**WHAT YOU SHOULD DO:**
Reproduce the entries exactly.

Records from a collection

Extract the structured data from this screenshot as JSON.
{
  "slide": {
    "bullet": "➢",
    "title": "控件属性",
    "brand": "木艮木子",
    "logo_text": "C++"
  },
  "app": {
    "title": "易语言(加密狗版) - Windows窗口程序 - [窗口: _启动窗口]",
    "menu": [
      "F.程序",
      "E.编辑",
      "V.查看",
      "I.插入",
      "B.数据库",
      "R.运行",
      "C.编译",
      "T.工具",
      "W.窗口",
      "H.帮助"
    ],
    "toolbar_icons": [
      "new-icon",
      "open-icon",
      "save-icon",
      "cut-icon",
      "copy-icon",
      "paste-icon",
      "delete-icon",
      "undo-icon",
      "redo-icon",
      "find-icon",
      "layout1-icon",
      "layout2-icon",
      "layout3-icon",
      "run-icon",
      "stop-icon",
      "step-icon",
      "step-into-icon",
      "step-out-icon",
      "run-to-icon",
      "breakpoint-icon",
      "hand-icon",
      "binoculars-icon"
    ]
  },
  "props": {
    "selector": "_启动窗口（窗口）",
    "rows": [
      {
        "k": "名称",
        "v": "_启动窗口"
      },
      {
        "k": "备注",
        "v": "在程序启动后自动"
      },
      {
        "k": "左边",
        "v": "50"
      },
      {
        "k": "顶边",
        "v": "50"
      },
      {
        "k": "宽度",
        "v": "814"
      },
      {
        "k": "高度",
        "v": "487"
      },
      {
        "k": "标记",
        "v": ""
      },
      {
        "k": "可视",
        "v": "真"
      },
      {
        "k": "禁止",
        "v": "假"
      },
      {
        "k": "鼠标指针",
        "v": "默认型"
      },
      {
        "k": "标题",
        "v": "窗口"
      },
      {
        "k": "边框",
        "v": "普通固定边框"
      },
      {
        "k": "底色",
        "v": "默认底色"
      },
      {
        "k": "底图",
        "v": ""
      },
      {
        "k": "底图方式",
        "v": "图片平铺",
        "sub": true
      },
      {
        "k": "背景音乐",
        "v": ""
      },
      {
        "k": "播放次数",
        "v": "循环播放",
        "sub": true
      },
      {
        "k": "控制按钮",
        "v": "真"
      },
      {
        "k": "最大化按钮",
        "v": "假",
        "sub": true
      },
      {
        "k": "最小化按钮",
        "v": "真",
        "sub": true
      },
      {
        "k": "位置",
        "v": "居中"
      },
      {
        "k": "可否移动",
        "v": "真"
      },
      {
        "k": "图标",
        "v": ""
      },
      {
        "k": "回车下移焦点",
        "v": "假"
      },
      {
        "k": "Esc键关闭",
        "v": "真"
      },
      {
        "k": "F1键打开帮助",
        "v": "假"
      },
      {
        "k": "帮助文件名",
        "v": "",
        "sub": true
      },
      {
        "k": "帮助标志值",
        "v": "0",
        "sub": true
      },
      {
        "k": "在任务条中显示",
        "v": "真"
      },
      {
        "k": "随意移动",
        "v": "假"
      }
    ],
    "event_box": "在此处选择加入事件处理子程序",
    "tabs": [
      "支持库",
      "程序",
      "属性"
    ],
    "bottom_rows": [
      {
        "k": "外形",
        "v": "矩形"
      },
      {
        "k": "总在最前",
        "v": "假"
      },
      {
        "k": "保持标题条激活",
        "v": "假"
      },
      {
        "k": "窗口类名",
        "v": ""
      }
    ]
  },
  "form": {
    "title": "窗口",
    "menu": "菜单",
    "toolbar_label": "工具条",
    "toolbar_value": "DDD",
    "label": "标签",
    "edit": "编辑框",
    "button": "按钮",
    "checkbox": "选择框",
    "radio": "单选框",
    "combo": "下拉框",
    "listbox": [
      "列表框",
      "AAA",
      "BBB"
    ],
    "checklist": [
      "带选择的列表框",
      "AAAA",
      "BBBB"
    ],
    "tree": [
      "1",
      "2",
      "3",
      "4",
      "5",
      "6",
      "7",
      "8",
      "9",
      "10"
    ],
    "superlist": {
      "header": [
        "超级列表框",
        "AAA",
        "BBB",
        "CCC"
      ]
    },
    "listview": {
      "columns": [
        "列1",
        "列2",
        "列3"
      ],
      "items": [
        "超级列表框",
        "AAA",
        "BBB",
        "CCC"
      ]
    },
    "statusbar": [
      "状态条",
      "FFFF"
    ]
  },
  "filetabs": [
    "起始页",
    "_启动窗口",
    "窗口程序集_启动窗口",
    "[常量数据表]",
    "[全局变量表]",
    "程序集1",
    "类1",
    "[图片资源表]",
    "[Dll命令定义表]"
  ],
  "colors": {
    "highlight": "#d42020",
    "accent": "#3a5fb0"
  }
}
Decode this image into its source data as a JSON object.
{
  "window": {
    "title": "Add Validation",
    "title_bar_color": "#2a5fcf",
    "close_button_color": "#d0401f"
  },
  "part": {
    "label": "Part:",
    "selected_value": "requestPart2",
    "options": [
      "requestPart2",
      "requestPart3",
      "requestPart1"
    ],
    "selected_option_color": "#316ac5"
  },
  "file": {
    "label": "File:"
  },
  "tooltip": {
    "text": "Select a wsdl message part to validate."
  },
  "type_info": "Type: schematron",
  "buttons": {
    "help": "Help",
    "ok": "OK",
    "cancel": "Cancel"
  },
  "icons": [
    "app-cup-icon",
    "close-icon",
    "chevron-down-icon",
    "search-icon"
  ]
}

**REPLY:**
Extract the structured data from this screenshot as JSON.
{
  "slide": {
    "bullet": "➢",
    "title": "控件属性",
    "brand": "木艮木子",
    "logo_text": "C++"
  },
  "app": {
    "title": "易语言(加密狗版) - Windows窗口程序 - [窗口: _启动窗口]",
    "menu": [
      "F.程序",
      "E.编辑",
      "V.查看",
      "I.插入",
      "B.数据库",
      "R.运行",
      "C.编译",
      "T.工具",
      "W.窗口",
      "H.帮助"
    ],
    "toolbar_icons": [
      "new-icon",
      "open-icon",
      "save-icon",
      "cut-icon",
      "copy-icon",
      "paste-icon",
      "delete-icon",
      "undo-icon",
      "redo-icon",
      "find-icon",
      "layout1-icon",
      "layout2-icon",
      "layout3-icon",
      "run-icon",
      "stop-icon",
      "step-icon",
      "step-into-icon",
      "step-out-icon",
      "run-to-icon",
      "breakpoint-icon",
      "hand-icon",
      "binoculars-icon"
    ]
  },
  "props": {
    "selector": "_启动窗口（窗口）",
    "rows": [
      {
        "k": "名称",
        "v": "_启动窗口"
      },
      {
        "k": "备注",
        "v": "在程序启动后自动"
      },
      {
        "k": "左边",
        "v": "50"
      },
      {
        "k": "顶边",
        "v": "50"
      },
      {
        "k": "宽度",
        "v": "814"
      },
      {
        "k": "高度",
        "v": "487"
      },
      {
        "k": "标记",
        "v": ""
      },
      {
        "k": "可视",
        "v": "真"
      },
      {
        "k": "禁止",
        "v": "假"
      },
      {
        "k": "鼠标指针",
        "v": "默认型"
      },
      {
        "k": "标题",
        "v": "窗口"
      },
      {
        "k": "边框",
        "v": "普通固定边框"
      },
      {
        "k": "底色",
        "v": "默认底色"
      },
      {
        "k": "底图",
        "v": ""
      },
      {
        "k": "底图方式",
        "v": "图片平铺",
        "sub": true
      },
      {
        "k": "背景音乐",
        "v": ""
      },
      {
        "k": "播放次数",
        "v": "循环播放",
        "sub": true
      },
      {
        "k": "控制按钮",
        "v": "真"
      },
      {
        "k": "最大化按钮",
        "v": "假",
        "sub": true
      },
      {
        "k": "最小化按钮",
        "v": "真",
        "sub": true
      },
      {
        "k": "位置",
        "v": "居中"
      },
      {
        "k": "可否移动",
        "v": "真"
      },
      {
        "k": "图标",
        "v": ""
      },
      {
        "k": "回车下移焦点",
        "v": "假"
      },
      {
        "k": "Esc键关闭",
        "v": "真"
      },
      {
        "k": "F1键打开帮助",
        "v": "假"
      },
      {
        "k": "帮助文件名",
        "v": "",
        "sub": true
      },
      {
        "k": "帮助标志值",
        "v": "0",
        "sub": true
      },
      {
        "k": "在任务条中显示",
        "v": "真"
      },
      {
        "k": "随意移动",
        "v": "假"
      }
    ],
    "event_box": "在此处选择加入事件处理子程序",
    "tabs": [
      "支持库",
      "程序",
      "属性"
    ],
    "bottom_rows": [
      {
        "k": "外形",
        "v": "矩形"
      },
      {
        "k": "总在最前",
        "v": "假"
      },
      {
        "k": "保持标题条激活",
        "v": "假"
      },
      {
        "k": "窗口类名",
        "v": ""
      }
    ]
  },
  "form": {
    "title": "窗口",
    "menu": "菜单",
    "toolbar_label": "工具条",
    "toolbar_value": "DDD",
    "label": "标签",
    "edit": "编辑框",
    "button": "按钮",
    "checkbox": "选择框",
    "radio": "单选框",
    "combo": "下拉框",
    "listbox": [
      "列表框",
      "AAA",
      "BBB"
    ],
    "checklist": [
      "带选择的列表框",
      "AAAA",
      "BBBB"
    ],
    "tree": [
      "1",
      "2",
      "3",
      "4",
      "5",
      "6",
      "7",
      "8",
      "9",
      "10"
    ],
    "superlist": {
      "header": [
        "超级列表框",
        "AAA",
        "BBB",
        "CCC"
      ]
    },
    "listview": {
      "columns": [
        "列1",
        "列2",
        "列3"
      ],
      "items": [
        "超级列表框",
        "AAA",
        "BBB",
        "CCC"
      ]
    },
    "statusbar": [
      "状态条",
      "FFFF"
    ]
  },
  "filetabs": [
    "起始页",
    "_启动窗口",
    "窗口程序集_启动窗口",
    "[常量数据表]",
    "[全局变量表]",
    "程序集1",
    "类1",
    "[图片资源表]",
    "[Dll命令定义表]"
  ],
  "colors": {
    "highlight": "#d42020",
    "accent": "#3a5fb0"
  }
}
Decode this image into its source data as a JSON object.
{
  "window": {
    "title": "Add Validation",
    "title_bar_color": "#2a5fcf",
    "close_button_color": "#d0401f"
  },
  "part": {
    "label": "Part:",
    "selected_value": "requestPart2",
    "options": [
      "requestPart2",
      "requestPart3",
      "requestPart1"
    ],
    "selected_option_color": "#316ac5"
  },
  "file": {
    "label": "File:"
  },
  "tooltip": {
    "text": "Select a wsdl message part to validate."
  },
  "type_info": "Type: schematron",
  "buttons": {
    "help": "Help",
    "ok": "OK",
    "cancel": "Cancel"
  },
  "icons": [
    "app-cup-icon",
    "close-icon",
    "chevron-down-icon",
    "search-icon"
  ]
}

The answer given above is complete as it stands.